26 years ago
PRESCOTT JOURNAL “Where the St. Croix Meets the Mississippi” April 24, 1997 With disappearing habitat, a report from the National Wildlife Federation reveals the following species in decline: Bobolink, Cassin’s sparrow, Dickcissel, Eastern Meadowlark, grasshopper sparrow, Henslow’s sparrow, horned lark, Northern harrier, ring-necked pheasant, Savannah sparrow, Short-eared owl, Sprague’s pipit, Vesper sparrow, and Western meadowlark.
The decline is continent- wide, with under 3,000 acres of native grasslands in Illinois where 21 million once existed.
Thompson Grove starts the process to incorporate!
62 years and one month ago THE REPORTER May 6, 1960 Coming in for notice over six decades ago, the rezoning of land to build a Texaco station in St. Paul Park excited residents who felt they had not received sufficient notice and worries were voiced as to what effect the gas station would have on home values.
Council member Marlyn DeForth read a statement from the Highway Department in which it was noted that a detailed study had to be submitted before any actual construction could begin.

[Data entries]
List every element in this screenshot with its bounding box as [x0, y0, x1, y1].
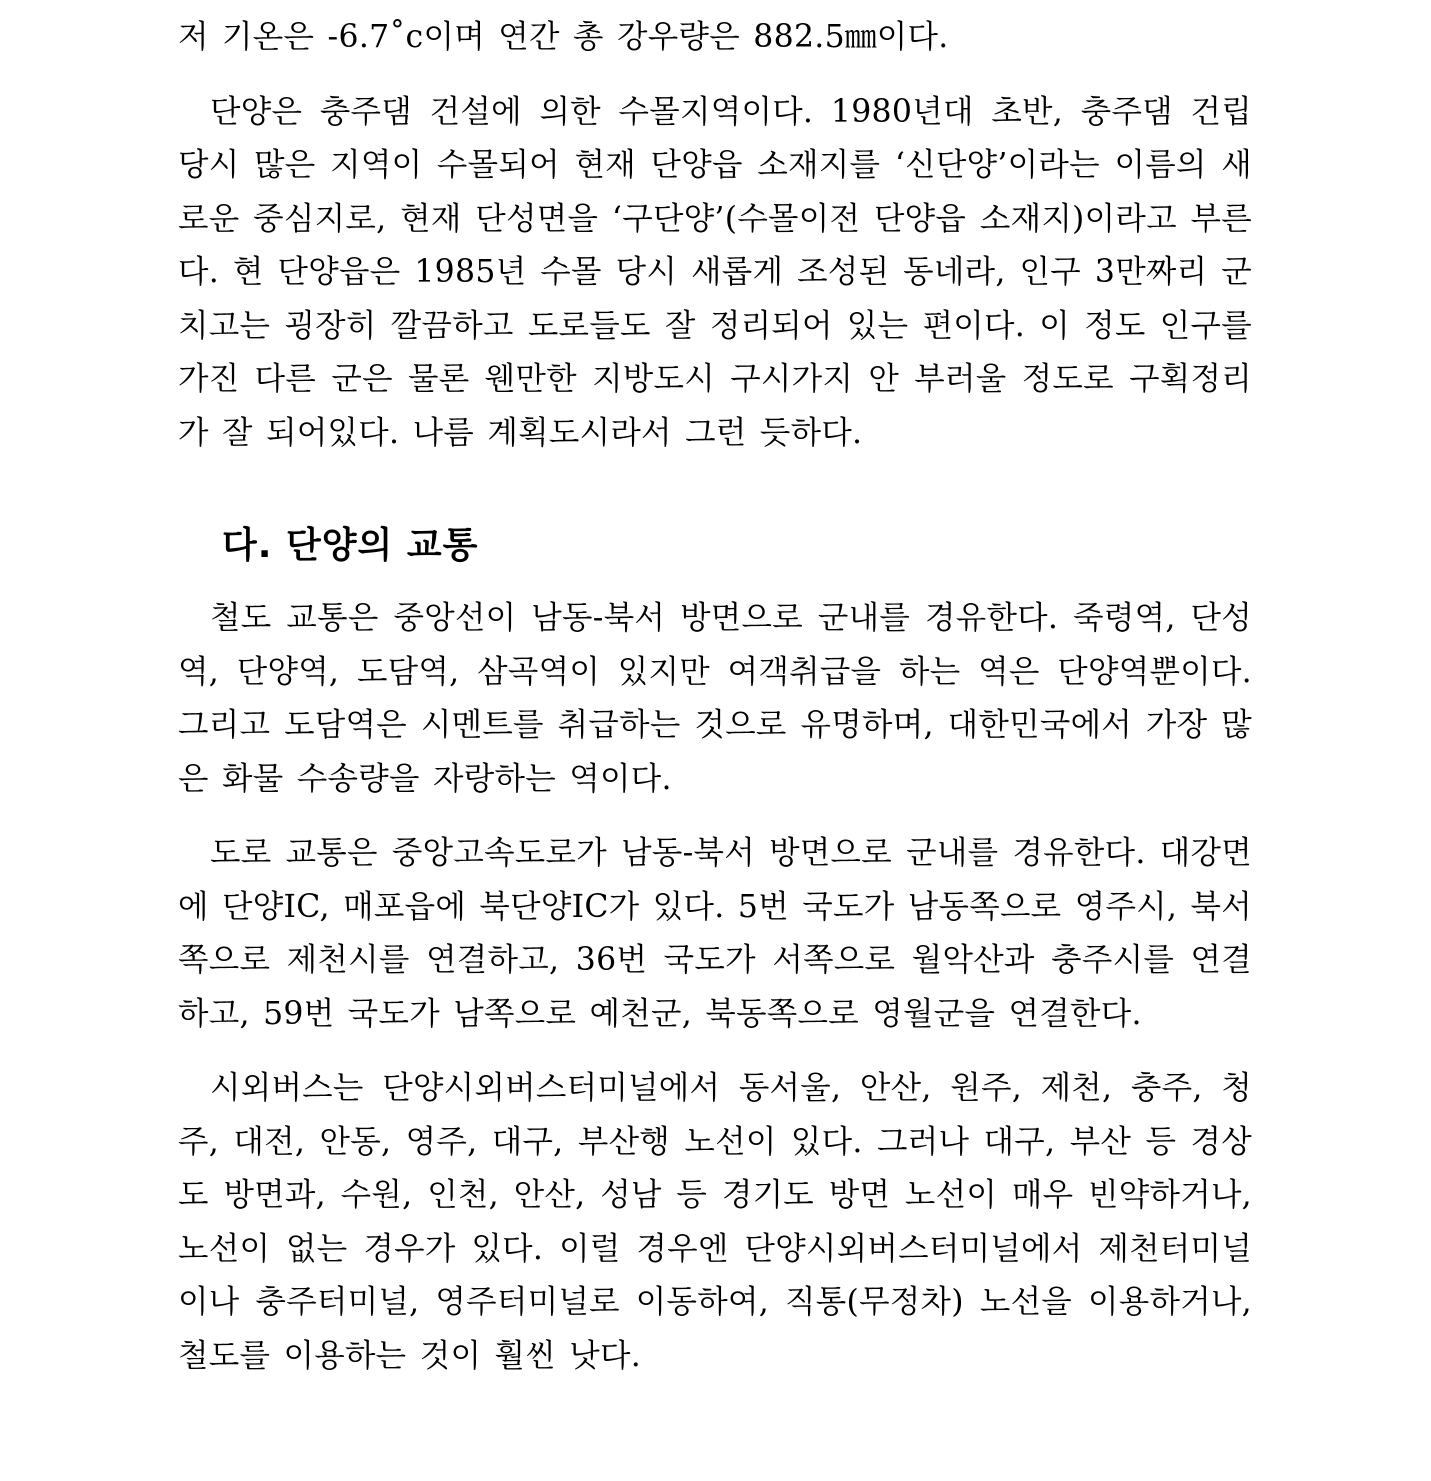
section-heading-transport: 다. 단양의 교통 [222, 525, 479, 566]
paragraph-road-transport: 도로 교통은 중앙고속도로가 남동-북서 방면으로 군내를 경유한다. 대강면에 단양IC, 매포읍에 북단양IC가 있다. 5번 국도가 남동쪽으로 영주시, 북서쪽으로 제천시를 연결하고, 36번 국도가 서쪽으로 월악산과 충주시를 연결하고, 59번 국도가 남쪽으로 예천군, 북동쪽으로 영월군을 연결한다. [178, 835, 1252, 1032]
paragraph-rail-transport: 철도 교통은 중앙선이 남동-북서 방면으로 군내를 경유한다. 죽령역, 단성역, 단양역, 도담역, 삼곡역이 있지만 여객취급을 하는 역은 단양역뿐이다. 그리고 도담역은 시멘트를 취급하는 것으로 유명하며, 대한민국에서 가장 많은 화물 수송량을 자랑하는 역이다. [178, 600, 1252, 797]
paragraph-dam-submersion: 단양은 충주댐 건설에 의한 수몰지역이다. 1980년대 초반, 충주댐 건립 당시 많은 지역이 수몰되어 현재 단양읍 소재지를 ‘신단양’이라는 이름의 새로운 중심지로, 현재 단성면을 ‘구단양’(수몰이전 단양읍 소재지)이라고 부른다. 현 단양읍은 1985년 수몰 당시 새롭게 조성된 동네라, 인구 3만짜리 군 치고는 굉장히 깔끔하고 도로들도 잘 정리되어 있는 편이다. 이 정도 인구를 가진 다른 군은 물론 웬만한 지방도시 구시가지 안 부러울 정도로 구획정리가 잘 되어있다. 나름 계획도시라서 그런 듯하다. [178, 93, 1252, 451]
document-page [178, 0, 1252, 1383]
paragraph-intercity-bus: 시외버스는 단양시외버스터미널에서 동서울, 안산, 원주, 제천, 충주, 청주, 대전, 안동, 영주, 대구, 부산행 노선이 있다. 그러나 대구, 부산 등 경상도 방면과, 수원, 인천, 안산, 성남 등 경기도 방면 노선이 매우 빈약하거나, 노선이 없는 경우가 있다. 이럴 경우엔 단양시외버스터미널에서 제천터미널이나 충주터미널, 영주터미널로 이동하여, 직통(무정차) 노선을 이용하거나, 철도를 이용하는 것이 훨씬 낫다. [178, 1070, 1252, 1374]
paragraph-climate-tail: 저 기온은 -6.7˚c이며 연간 총 강우량은 882.5㎜이다. [178, 19, 949, 55]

» EXERCISES
**1)** In the newspaper history column, how many acres of native grasslands does Illinois have now, compared with how many it once had?
**2)** Write the next few sentences of the newspaper history column, picking up right after its final sentence.
Nothing in the data entries is needed.

» RESULTS IN ORDER
**1)** Under 3,000 acres, where 21 million once existed.

**2)**
Also coming in for note, meanwhile, was a proposal and request by a nearby school to hook their line into Park’s disposal plant. The line would reportedly run for “several hundred feet” until it reached the village limits, with St. Paul Park asking Village Attorney Bob Gearin “to look into the matter.”
Requests to the Council not over, Park Police Chief Bill Cross asked permission to attend a ten-week class on something described as a “juvenile problem.” Council member Herman Willhite asked if the police chief would be willing to use his sick time and vacation pay, while others objected on the grounds this would penalize the chief for attempting to better himself for the community. The matter ended with the council asking a week to think it over.
The view from across the river 100 years ago THE PRESCOTT JOURNAL May 4, 1922 In Thousands of churches every Sunday young men and women instruct the youth of the community in religious principles. No other institution in this town is making a business of teaching truth, honesty, and square dealing.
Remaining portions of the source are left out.